Collection entries:

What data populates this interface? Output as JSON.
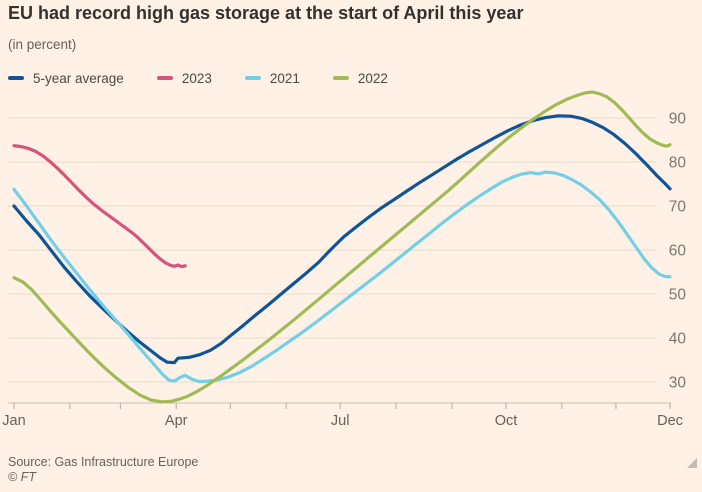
{
  "header": {
    "title": "EU had record high gas storage at the start of April this year",
    "subtitle": "(in percent)"
  },
  "footer": {
    "source": "Source: Gas Infrastructure Europe",
    "copyright": "© FT"
  },
  "colors": {
    "background": "#fff1e5",
    "title_text": "#33302e",
    "muted_text": "#66605b",
    "legend_text": "#4d4843",
    "gridline": "#eddac6",
    "axis_line": "#cbbfae",
    "tick": "#b3a896",
    "y_label": "#7d766e",
    "x_label": "#66605b"
  },
  "chart_data": {
    "type": "line",
    "title": "EU had record high gas storage at the start of April this year",
    "unit": "percent",
    "x_unit": "day_of_year",
    "x_axis": {
      "month_tick_days": [
        1,
        32,
        60,
        91,
        121,
        152,
        182,
        213,
        244,
        274,
        305,
        335,
        365
      ],
      "labels": [
        {
          "label": "Jan",
          "day": 1
        },
        {
          "label": "Apr",
          "day": 91
        },
        {
          "label": "Jul",
          "day": 182
        },
        {
          "label": "Oct",
          "day": 274
        },
        {
          "label": "Dec",
          "day": 365
        }
      ]
    },
    "y_axis": {
      "side": "right",
      "gridlines": [
        30,
        40,
        50,
        60,
        70,
        80,
        90
      ],
      "min": 24.5,
      "max": 97
    },
    "legend_position": "top",
    "series": [
      {
        "name": "5-year average",
        "color": "#0f5499",
        "points": [
          [
            1,
            70
          ],
          [
            8,
            66.6
          ],
          [
            15,
            63.4
          ],
          [
            22,
            59.7
          ],
          [
            29,
            56
          ],
          [
            36,
            52.7
          ],
          [
            43,
            49.6
          ],
          [
            50,
            46.8
          ],
          [
            57,
            44.1
          ],
          [
            64,
            41.5
          ],
          [
            71,
            39
          ],
          [
            78,
            36.8
          ],
          [
            82,
            35.5
          ],
          [
            86,
            34.5
          ],
          [
            90,
            34.4
          ],
          [
            92,
            35.4
          ],
          [
            98,
            35.6
          ],
          [
            104,
            36.2
          ],
          [
            110,
            37.2
          ],
          [
            116,
            38.8
          ],
          [
            121,
            40.5
          ],
          [
            128,
            42.8
          ],
          [
            135,
            45.2
          ],
          [
            142,
            47.5
          ],
          [
            149,
            49.9
          ],
          [
            156,
            52.3
          ],
          [
            163,
            54.7
          ],
          [
            170,
            57.2
          ],
          [
            177,
            60.2
          ],
          [
            184,
            63
          ],
          [
            191,
            65.3
          ],
          [
            198,
            67.5
          ],
          [
            205,
            69.6
          ],
          [
            212,
            71.5
          ],
          [
            219,
            73.4
          ],
          [
            226,
            75.3
          ],
          [
            233,
            77.1
          ],
          [
            240,
            78.9
          ],
          [
            247,
            80.7
          ],
          [
            254,
            82.4
          ],
          [
            261,
            84
          ],
          [
            268,
            85.6
          ],
          [
            275,
            87.1
          ],
          [
            282,
            88.4
          ],
          [
            289,
            89.4
          ],
          [
            296,
            90.1
          ],
          [
            303,
            90.5
          ],
          [
            310,
            90.4
          ],
          [
            316,
            89.9
          ],
          [
            322,
            89
          ],
          [
            328,
            87.8
          ],
          [
            334,
            86.2
          ],
          [
            340,
            84.2
          ],
          [
            346,
            81.9
          ],
          [
            352,
            79.4
          ],
          [
            358,
            76.8
          ],
          [
            362,
            75.2
          ],
          [
            365,
            73.9
          ]
        ]
      },
      {
        "name": "2023",
        "color": "#d6537b",
        "points": [
          [
            1,
            83.7
          ],
          [
            5,
            83.5
          ],
          [
            9,
            83.1
          ],
          [
            13,
            82.4
          ],
          [
            17,
            81.4
          ],
          [
            21,
            80.1
          ],
          [
            25,
            78.6
          ],
          [
            29,
            77
          ],
          [
            33,
            75.3
          ],
          [
            37,
            73.6
          ],
          [
            41,
            72
          ],
          [
            45,
            70.5
          ],
          [
            49,
            69.2
          ],
          [
            52,
            68.3
          ],
          [
            55,
            67.4
          ],
          [
            58,
            66.5
          ],
          [
            61,
            65.6
          ],
          [
            64,
            64.7
          ],
          [
            67,
            63.8
          ],
          [
            70,
            62.7
          ],
          [
            73,
            61.5
          ],
          [
            76,
            60.3
          ],
          [
            79,
            59.1
          ],
          [
            82,
            58
          ],
          [
            85,
            57.1
          ],
          [
            88,
            56.5
          ],
          [
            90,
            56.3
          ],
          [
            92,
            56.6
          ],
          [
            94,
            56.2
          ],
          [
            96,
            56.4
          ]
        ]
      },
      {
        "name": "2021",
        "color": "#73cfe8",
        "points": [
          [
            1,
            73.8
          ],
          [
            8,
            70
          ],
          [
            15,
            66
          ],
          [
            22,
            62
          ],
          [
            29,
            58.2
          ],
          [
            36,
            54.6
          ],
          [
            43,
            51
          ],
          [
            50,
            47.6
          ],
          [
            57,
            44.3
          ],
          [
            64,
            41
          ],
          [
            71,
            37.6
          ],
          [
            78,
            34.3
          ],
          [
            83,
            31.9
          ],
          [
            87,
            30.4
          ],
          [
            90,
            30.2
          ],
          [
            93,
            31
          ],
          [
            96,
            31.5
          ],
          [
            100,
            30.6
          ],
          [
            104,
            30.1
          ],
          [
            109,
            30.2
          ],
          [
            114,
            30.5
          ],
          [
            119,
            31
          ],
          [
            126,
            32.1
          ],
          [
            133,
            33.6
          ],
          [
            140,
            35.4
          ],
          [
            147,
            37.3
          ],
          [
            154,
            39.3
          ],
          [
            161,
            41.3
          ],
          [
            168,
            43.4
          ],
          [
            175,
            45.6
          ],
          [
            182,
            47.8
          ],
          [
            189,
            50
          ],
          [
            196,
            52.2
          ],
          [
            203,
            54.4
          ],
          [
            210,
            56.7
          ],
          [
            217,
            59
          ],
          [
            224,
            61.3
          ],
          [
            231,
            63.6
          ],
          [
            238,
            65.9
          ],
          [
            245,
            68.1
          ],
          [
            252,
            70.2
          ],
          [
            259,
            72.2
          ],
          [
            266,
            74
          ],
          [
            272,
            75.5
          ],
          [
            278,
            76.6
          ],
          [
            283,
            77.3
          ],
          [
            288,
            77.6
          ],
          [
            292,
            77.3
          ],
          [
            296,
            77.7
          ],
          [
            301,
            77.5
          ],
          [
            306,
            76.9
          ],
          [
            311,
            75.9
          ],
          [
            316,
            74.7
          ],
          [
            321,
            73.2
          ],
          [
            326,
            71.4
          ],
          [
            331,
            69.2
          ],
          [
            336,
            66.6
          ],
          [
            341,
            63.7
          ],
          [
            346,
            60.7
          ],
          [
            351,
            57.8
          ],
          [
            355,
            55.9
          ],
          [
            359,
            54.5
          ],
          [
            362,
            54
          ],
          [
            365,
            53.9
          ]
        ]
      },
      {
        "name": "2022",
        "color": "#a0bb55",
        "points": [
          [
            1,
            53.7
          ],
          [
            6,
            52.7
          ],
          [
            11,
            50.9
          ],
          [
            16,
            48.6
          ],
          [
            21,
            46.2
          ],
          [
            26,
            43.9
          ],
          [
            31,
            41.7
          ],
          [
            36,
            39.5
          ],
          [
            43,
            36.5
          ],
          [
            50,
            33.7
          ],
          [
            57,
            31.2
          ],
          [
            64,
            28.9
          ],
          [
            71,
            27
          ],
          [
            77,
            25.9
          ],
          [
            83,
            25.5
          ],
          [
            88,
            25.6
          ],
          [
            92,
            26
          ],
          [
            97,
            26.7
          ],
          [
            102,
            27.7
          ],
          [
            107,
            28.9
          ],
          [
            112,
            30.3
          ],
          [
            117,
            31.7
          ],
          [
            121,
            32.9
          ],
          [
            128,
            35
          ],
          [
            135,
            37.2
          ],
          [
            142,
            39.4
          ],
          [
            149,
            41.7
          ],
          [
            156,
            44
          ],
          [
            163,
            46.4
          ],
          [
            170,
            48.8
          ],
          [
            177,
            51.2
          ],
          [
            184,
            53.6
          ],
          [
            191,
            56
          ],
          [
            198,
            58.4
          ],
          [
            205,
            60.8
          ],
          [
            212,
            63.2
          ],
          [
            219,
            65.6
          ],
          [
            226,
            68
          ],
          [
            233,
            70.4
          ],
          [
            240,
            72.8
          ],
          [
            247,
            75.3
          ],
          [
            254,
            77.9
          ],
          [
            261,
            80.5
          ],
          [
            268,
            83
          ],
          [
            275,
            85.4
          ],
          [
            282,
            87.6
          ],
          [
            289,
            89.7
          ],
          [
            296,
            91.6
          ],
          [
            302,
            93.1
          ],
          [
            308,
            94.3
          ],
          [
            313,
            95.1
          ],
          [
            318,
            95.7
          ],
          [
            322,
            95.9
          ],
          [
            326,
            95.5
          ],
          [
            330,
            94.8
          ],
          [
            334,
            93.6
          ],
          [
            338,
            92
          ],
          [
            342,
            90.2
          ],
          [
            346,
            88.3
          ],
          [
            350,
            86.6
          ],
          [
            354,
            85.2
          ],
          [
            358,
            84.3
          ],
          [
            361,
            83.8
          ],
          [
            363,
            83.6
          ],
          [
            365,
            83.9
          ]
        ]
      }
    ]
  }
}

TASK GOAL >> Report the number of lines of the listing above that hold the string "name", with no other text.

WRITTEN ANSWER >> 4